Saved entries
——

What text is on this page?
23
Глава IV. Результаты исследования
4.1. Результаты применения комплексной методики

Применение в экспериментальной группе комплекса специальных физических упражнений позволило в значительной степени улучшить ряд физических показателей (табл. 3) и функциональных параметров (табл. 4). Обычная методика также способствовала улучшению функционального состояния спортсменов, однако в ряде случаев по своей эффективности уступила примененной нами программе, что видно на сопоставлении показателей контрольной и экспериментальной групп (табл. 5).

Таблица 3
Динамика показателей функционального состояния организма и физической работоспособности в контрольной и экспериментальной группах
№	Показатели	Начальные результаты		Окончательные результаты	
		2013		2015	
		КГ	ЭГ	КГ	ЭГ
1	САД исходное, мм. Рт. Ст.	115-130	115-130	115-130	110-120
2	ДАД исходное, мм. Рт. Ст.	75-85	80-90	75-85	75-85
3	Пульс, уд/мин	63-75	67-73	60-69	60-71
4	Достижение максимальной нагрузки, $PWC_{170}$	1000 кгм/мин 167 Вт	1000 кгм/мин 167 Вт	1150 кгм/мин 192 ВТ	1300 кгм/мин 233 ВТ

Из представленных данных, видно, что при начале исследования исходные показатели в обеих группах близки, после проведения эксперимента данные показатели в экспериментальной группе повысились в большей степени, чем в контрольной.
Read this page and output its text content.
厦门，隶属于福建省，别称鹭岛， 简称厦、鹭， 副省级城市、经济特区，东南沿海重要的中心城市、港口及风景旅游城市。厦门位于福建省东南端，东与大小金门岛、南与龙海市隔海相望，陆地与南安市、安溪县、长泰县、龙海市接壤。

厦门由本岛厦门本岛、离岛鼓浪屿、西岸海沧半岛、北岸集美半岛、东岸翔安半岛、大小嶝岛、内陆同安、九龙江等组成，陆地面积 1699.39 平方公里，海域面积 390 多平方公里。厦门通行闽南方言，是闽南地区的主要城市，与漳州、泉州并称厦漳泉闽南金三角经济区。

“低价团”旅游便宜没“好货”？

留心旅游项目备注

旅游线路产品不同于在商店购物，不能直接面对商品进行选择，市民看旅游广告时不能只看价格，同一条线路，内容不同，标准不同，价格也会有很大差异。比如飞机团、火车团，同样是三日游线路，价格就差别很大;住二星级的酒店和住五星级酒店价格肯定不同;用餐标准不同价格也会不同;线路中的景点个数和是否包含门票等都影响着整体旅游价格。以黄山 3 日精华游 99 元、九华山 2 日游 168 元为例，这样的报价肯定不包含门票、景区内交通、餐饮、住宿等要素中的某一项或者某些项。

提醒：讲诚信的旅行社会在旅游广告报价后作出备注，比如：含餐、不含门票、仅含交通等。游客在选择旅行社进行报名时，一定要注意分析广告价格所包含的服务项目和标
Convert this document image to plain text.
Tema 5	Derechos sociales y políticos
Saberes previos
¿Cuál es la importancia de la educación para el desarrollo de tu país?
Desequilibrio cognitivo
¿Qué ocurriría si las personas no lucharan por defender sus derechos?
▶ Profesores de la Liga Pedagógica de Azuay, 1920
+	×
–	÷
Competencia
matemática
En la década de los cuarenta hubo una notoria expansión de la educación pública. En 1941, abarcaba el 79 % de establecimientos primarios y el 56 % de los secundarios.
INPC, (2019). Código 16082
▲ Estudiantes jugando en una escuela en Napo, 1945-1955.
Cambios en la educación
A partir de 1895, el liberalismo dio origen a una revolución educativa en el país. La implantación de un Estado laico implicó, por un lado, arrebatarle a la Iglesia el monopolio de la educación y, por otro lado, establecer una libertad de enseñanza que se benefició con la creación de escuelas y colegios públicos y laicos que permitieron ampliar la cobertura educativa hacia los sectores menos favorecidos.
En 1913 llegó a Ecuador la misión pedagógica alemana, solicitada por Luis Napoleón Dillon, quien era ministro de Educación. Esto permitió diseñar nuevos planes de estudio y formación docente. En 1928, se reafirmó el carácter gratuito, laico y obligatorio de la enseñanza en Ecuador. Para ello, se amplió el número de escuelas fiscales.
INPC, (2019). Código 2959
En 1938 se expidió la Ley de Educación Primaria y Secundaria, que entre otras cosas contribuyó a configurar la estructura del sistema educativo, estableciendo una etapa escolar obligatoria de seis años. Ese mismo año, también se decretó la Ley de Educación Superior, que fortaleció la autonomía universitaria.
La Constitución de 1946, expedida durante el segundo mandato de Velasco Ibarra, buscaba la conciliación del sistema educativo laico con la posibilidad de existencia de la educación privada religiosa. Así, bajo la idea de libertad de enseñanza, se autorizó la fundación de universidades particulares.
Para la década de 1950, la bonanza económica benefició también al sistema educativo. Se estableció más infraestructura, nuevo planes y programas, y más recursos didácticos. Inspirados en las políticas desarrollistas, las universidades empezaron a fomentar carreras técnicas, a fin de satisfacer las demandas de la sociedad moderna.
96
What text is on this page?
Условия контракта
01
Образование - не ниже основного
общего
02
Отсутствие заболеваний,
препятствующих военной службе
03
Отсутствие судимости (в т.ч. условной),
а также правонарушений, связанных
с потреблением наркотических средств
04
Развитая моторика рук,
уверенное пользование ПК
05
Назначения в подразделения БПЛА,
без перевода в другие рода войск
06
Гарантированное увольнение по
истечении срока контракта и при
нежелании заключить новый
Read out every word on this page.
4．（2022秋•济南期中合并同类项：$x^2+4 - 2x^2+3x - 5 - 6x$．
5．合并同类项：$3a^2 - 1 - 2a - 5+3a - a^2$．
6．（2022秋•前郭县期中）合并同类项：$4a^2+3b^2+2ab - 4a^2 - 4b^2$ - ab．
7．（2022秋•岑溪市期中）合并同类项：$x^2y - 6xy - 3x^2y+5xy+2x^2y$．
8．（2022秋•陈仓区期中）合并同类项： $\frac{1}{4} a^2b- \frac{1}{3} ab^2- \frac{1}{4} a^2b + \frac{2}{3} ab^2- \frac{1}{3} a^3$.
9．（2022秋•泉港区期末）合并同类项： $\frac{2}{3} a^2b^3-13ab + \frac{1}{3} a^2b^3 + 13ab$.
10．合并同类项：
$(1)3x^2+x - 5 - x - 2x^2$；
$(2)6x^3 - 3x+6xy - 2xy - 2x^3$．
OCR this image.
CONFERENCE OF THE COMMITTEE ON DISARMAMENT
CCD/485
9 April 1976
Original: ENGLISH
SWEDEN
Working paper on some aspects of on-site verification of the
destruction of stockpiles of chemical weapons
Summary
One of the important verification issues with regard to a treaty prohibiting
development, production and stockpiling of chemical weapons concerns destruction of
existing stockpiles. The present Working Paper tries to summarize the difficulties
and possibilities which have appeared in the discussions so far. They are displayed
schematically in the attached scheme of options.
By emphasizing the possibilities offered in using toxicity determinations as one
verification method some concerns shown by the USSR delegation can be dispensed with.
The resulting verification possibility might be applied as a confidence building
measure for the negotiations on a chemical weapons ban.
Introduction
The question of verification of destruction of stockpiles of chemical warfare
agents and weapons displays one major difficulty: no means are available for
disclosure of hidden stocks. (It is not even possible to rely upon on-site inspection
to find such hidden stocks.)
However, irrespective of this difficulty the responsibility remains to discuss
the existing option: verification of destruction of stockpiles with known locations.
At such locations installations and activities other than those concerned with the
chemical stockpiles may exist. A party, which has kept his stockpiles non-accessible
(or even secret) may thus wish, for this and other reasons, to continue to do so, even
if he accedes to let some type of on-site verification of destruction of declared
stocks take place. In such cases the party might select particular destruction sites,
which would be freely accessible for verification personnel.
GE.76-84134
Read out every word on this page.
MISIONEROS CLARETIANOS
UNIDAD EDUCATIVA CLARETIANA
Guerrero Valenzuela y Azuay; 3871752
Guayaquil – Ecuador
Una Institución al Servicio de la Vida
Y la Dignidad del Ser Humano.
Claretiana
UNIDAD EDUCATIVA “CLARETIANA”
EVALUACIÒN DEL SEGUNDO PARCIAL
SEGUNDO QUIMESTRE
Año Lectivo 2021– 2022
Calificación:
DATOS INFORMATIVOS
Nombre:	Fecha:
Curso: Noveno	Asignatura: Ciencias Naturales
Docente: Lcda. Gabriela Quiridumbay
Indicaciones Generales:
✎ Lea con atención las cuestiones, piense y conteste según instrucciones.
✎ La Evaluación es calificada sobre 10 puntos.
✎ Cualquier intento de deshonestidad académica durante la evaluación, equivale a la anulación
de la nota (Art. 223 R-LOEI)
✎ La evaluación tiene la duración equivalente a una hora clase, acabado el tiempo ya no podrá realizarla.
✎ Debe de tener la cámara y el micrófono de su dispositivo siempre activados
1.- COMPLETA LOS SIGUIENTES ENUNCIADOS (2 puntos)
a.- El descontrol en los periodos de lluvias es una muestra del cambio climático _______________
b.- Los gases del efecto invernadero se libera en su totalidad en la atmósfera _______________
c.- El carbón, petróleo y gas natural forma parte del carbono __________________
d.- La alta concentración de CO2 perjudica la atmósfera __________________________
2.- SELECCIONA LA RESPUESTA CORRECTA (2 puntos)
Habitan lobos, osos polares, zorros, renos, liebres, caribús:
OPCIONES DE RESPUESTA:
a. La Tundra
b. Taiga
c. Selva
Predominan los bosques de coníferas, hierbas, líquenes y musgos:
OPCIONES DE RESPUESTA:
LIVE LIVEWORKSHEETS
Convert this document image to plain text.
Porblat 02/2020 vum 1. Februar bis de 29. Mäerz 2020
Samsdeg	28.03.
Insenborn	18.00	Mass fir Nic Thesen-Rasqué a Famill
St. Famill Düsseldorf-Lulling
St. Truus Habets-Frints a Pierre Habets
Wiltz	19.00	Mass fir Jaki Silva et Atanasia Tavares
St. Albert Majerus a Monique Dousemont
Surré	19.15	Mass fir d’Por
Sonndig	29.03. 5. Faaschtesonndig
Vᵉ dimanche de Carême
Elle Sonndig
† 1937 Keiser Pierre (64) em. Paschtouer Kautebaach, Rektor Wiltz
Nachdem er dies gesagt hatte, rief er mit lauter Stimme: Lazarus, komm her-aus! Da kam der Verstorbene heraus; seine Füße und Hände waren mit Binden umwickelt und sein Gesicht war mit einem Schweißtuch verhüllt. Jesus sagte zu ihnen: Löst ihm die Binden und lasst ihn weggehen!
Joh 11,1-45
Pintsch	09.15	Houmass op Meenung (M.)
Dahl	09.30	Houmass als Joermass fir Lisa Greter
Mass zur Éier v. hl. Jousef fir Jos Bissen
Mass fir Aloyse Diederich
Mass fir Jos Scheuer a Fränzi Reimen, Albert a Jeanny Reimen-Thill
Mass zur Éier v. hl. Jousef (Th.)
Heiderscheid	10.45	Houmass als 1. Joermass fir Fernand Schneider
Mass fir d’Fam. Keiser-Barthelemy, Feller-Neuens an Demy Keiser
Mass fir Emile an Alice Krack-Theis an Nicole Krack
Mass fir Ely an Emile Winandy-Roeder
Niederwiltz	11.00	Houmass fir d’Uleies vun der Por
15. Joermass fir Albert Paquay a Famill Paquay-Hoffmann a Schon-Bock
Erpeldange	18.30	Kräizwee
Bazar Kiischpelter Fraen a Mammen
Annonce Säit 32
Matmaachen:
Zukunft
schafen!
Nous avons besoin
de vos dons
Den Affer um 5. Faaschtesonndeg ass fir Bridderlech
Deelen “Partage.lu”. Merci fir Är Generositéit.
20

——

-- Your objective --
Look through the entries above and count each line holding "this"; report the count alone.

-- Written response --
10